§ Aim
Leave out the pictures and copy the remaining records exactly.

(Rows from a figure dataset)
══════════
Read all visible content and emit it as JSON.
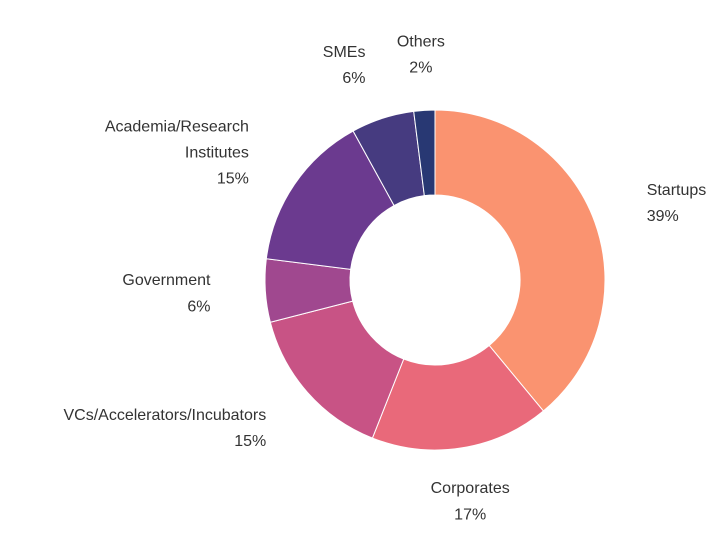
{
  "chart_data": {
    "type": "donut",
    "categories": [
      "Startups",
      "Corporates",
      "VCs/Accelerators/Incubators",
      "Government",
      "Academia/Research Institutes",
      "SMEs",
      "Others"
    ],
    "values": [
      39,
      17,
      15,
      6,
      15,
      6,
      2
    ],
    "value_labels": [
      "39%",
      "17%",
      "15%",
      "6%",
      "15%",
      "6%",
      "2%"
    ],
    "colors": [
      "#fa9370",
      "#e9697a",
      "#c85385",
      "#a0488f",
      "#6b3a8f",
      "#463b80",
      "#283873"
    ]
  }
}
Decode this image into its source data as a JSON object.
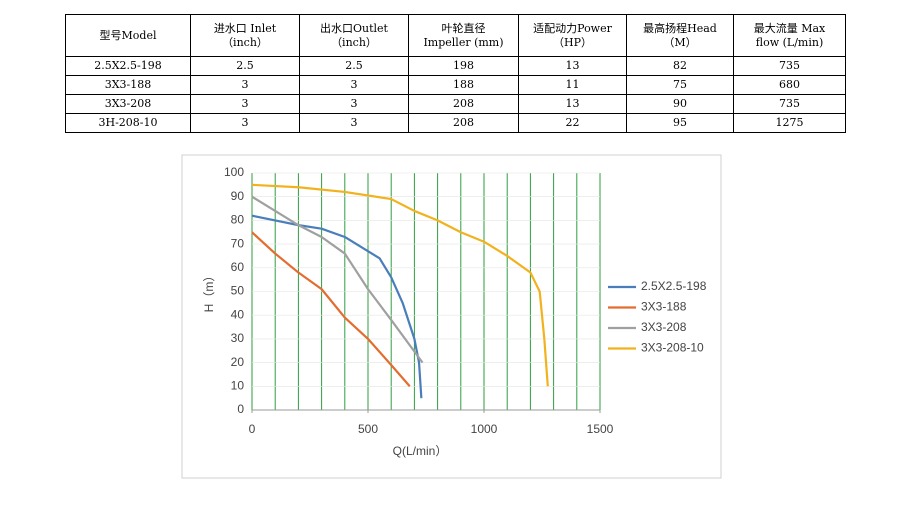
{
  "table": {
    "header": [
      [
        "型号Model"
      ],
      [
        "进水口 Inlet",
        "（inch）"
      ],
      [
        "出水口Outlet",
        "（inch）"
      ],
      [
        "叶轮直径",
        "Impeller (mm)"
      ],
      [
        "适配动力Power",
        "（HP）"
      ],
      [
        "最高扬程Head",
        "（M）"
      ],
      [
        "最大流量  Max",
        "flow (L/min)"
      ]
    ],
    "rows": [
      [
        "2.5X2.5-198",
        "2.5",
        "2.5",
        "198",
        "13",
        "82",
        "735"
      ],
      [
        "3X3-188",
        "3",
        "3",
        "188",
        "11",
        "75",
        "680"
      ],
      [
        "3X3-208",
        "3",
        "3",
        "208",
        "13",
        "90",
        "735"
      ],
      [
        "3H-208-10",
        "3",
        "3",
        "208",
        "22",
        "95",
        "1275"
      ]
    ]
  },
  "chart_data": {
    "type": "line",
    "x_label": "Q(L/min）",
    "y_label": "H（m）",
    "xlim": [
      0,
      1500
    ],
    "xticks": [
      0,
      500,
      1000,
      1500
    ],
    "ylim": [
      0,
      100
    ],
    "yticks": [
      0,
      10,
      20,
      30,
      40,
      50,
      60,
      70,
      80,
      90,
      100
    ],
    "xgrid": [
      0,
      100,
      200,
      300,
      400,
      500,
      600,
      700,
      800,
      900,
      1000,
      1100,
      1200,
      1300,
      1400,
      1500
    ],
    "grid_color": "#2e9e3e",
    "legend": "right",
    "series": [
      {
        "name": "2.5X2.5-198",
        "color": "#4a7ebb",
        "x": [
          0,
          100,
          200,
          300,
          400,
          500,
          550,
          600,
          650,
          700,
          720,
          730
        ],
        "values": [
          82,
          80,
          78,
          76.5,
          73,
          67,
          64,
          56,
          45,
          30,
          20,
          5
        ]
      },
      {
        "name": "3X3-188",
        "color": "#e36c2e",
        "x": [
          0,
          100,
          200,
          300,
          400,
          500,
          600,
          680
        ],
        "values": [
          75,
          66,
          58,
          51,
          39,
          30,
          19,
          10
        ]
      },
      {
        "name": "3X3-208",
        "color": "#a0a0a0",
        "x": [
          0,
          100,
          200,
          300,
          400,
          500,
          600,
          735
        ],
        "values": [
          90,
          84,
          78,
          73,
          66,
          51,
          38,
          20
        ]
      },
      {
        "name": "3X3-208-10",
        "color": "#f2b21d",
        "x": [
          0,
          200,
          400,
          600,
          700,
          800,
          900,
          1000,
          1100,
          1200,
          1240,
          1260,
          1275
        ],
        "values": [
          95,
          94,
          92,
          89,
          84,
          80,
          75,
          71,
          65,
          58,
          50,
          30,
          10
        ]
      }
    ]
  }
}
══════════
§ Problem solution
Read all visible content and emit it as JSON.
{
  "chart_data": {
    "type": "donut",
    "categories": [
      "Startups",
      "Corporates",
      "VCs/Accelerators/Incubators",
      "Government",
      "Academia/Research Institutes",
      "SMEs",
      "Others"
    ],
    "values": [
      39,
      17,
      15,
      6,
      15,
      6,
      2
    ],
    "value_labels": [
      "39%",
      "17%",
      "15%",
      "6%",
      "15%",
      "6%",
      "2%"
    ],
    "colors": [
      "#fa9370",
      "#e9697a",
      "#c85385",
      "#a0488f",
      "#6b3a8f",
      "#463b80",
      "#283873"
    ]
  }
}
Decode this image into its source data as a JSON object.
{
  "table": {
    "header": [
      [
        "型号Model"
      ],
      [
        "进水口 Inlet",
        "（inch）"
      ],
      [
        "出水口Outlet",
        "（inch）"
      ],
      [
        "叶轮直径",
        "Impeller (mm)"
      ],
      [
        "适配动力Power",
        "（HP）"
      ],
      [
        "最高扬程Head",
        "（M）"
      ],
      [
        "最大流量  Max",
        "flow (L/min)"
      ]
    ],
    "rows": [
      [
        "2.5X2.5-198",
        "2.5",
        "2.5",
        "198",
        "13",
        "82",
        "735"
      ],
      [
        "3X3-188",
        "3",
        "3",
        "188",
        "11",
        "75",
        "680"
      ],
      [
        "3X3-208",
        "3",
        "3",
        "208",
        "13",
        "90",
        "735"
      ],
      [
        "3H-208-10",
        "3",
        "3",
        "208",
        "22",
        "95",
        "1275"
      ]
    ]
  },
  "chart_data": {
    "type": "line",
    "x_label": "Q(L/min）",
    "y_label": "H（m）",
    "xlim": [
      0,
      1500
    ],
    "xticks": [
      0,
      500,
      1000,
      1500
    ],
    "ylim": [
      0,
      100
    ],
    "yticks": [
      0,
      10,
      20,
      30,
      40,
      50,
      60,
      70,
      80,
      90,
      100
    ],
    "xgrid": [
      0,
      100,
      200,
      300,
      400,
      500,
      600,
      700,
      800,
      900,
      1000,
      1100,
      1200,
      1300,
      1400,
      1500
    ],
    "grid_color": "#2e9e3e",
    "legend": "right",
    "series": [
      {
        "name": "2.5X2.5-198",
        "color": "#4a7ebb",
        "x": [
          0,
          100,
          200,
          300,
          400,
          500,
          550,
          600,
          650,
          700,
          720,
          730
        ],
        "values": [
          82,
          80,
          78,
          76.5,
          73,
          67,
          64,
          56,
          45,
          30,
          20,
          5
        ]
      },
      {
        "name": "3X3-188",
        "color": "#e36c2e",
        "x": [
          0,
          100,
          200,
          300,
          400,
          500,
          600,
          680
        ],
        "values": [
          75,
          66,
          58,
          51,
          39,
          30,
          19,
          10
        ]
      },
      {
        "name": "3X3-208",
        "color": "#a0a0a0",
        "x": [
          0,
          100,
          200,
          300,
          400,
          500,
          600,
          735
        ],
        "values": [
          90,
          84,
          78,
          73,
          66,
          51,
          38,
          20
        ]
      },
      {
        "name": "3X3-208-10",
        "color": "#f2b21d",
        "x": [
          0,
          200,
          400,
          600,
          700,
          800,
          900,
          1000,
          1100,
          1200,
          1240,
          1260,
          1275
        ],
        "values": [
          95,
          94,
          92,
          89,
          84,
          80,
          75,
          71,
          65,
          58,
          50,
          30,
          10
        ]
      }
    ]
  }
}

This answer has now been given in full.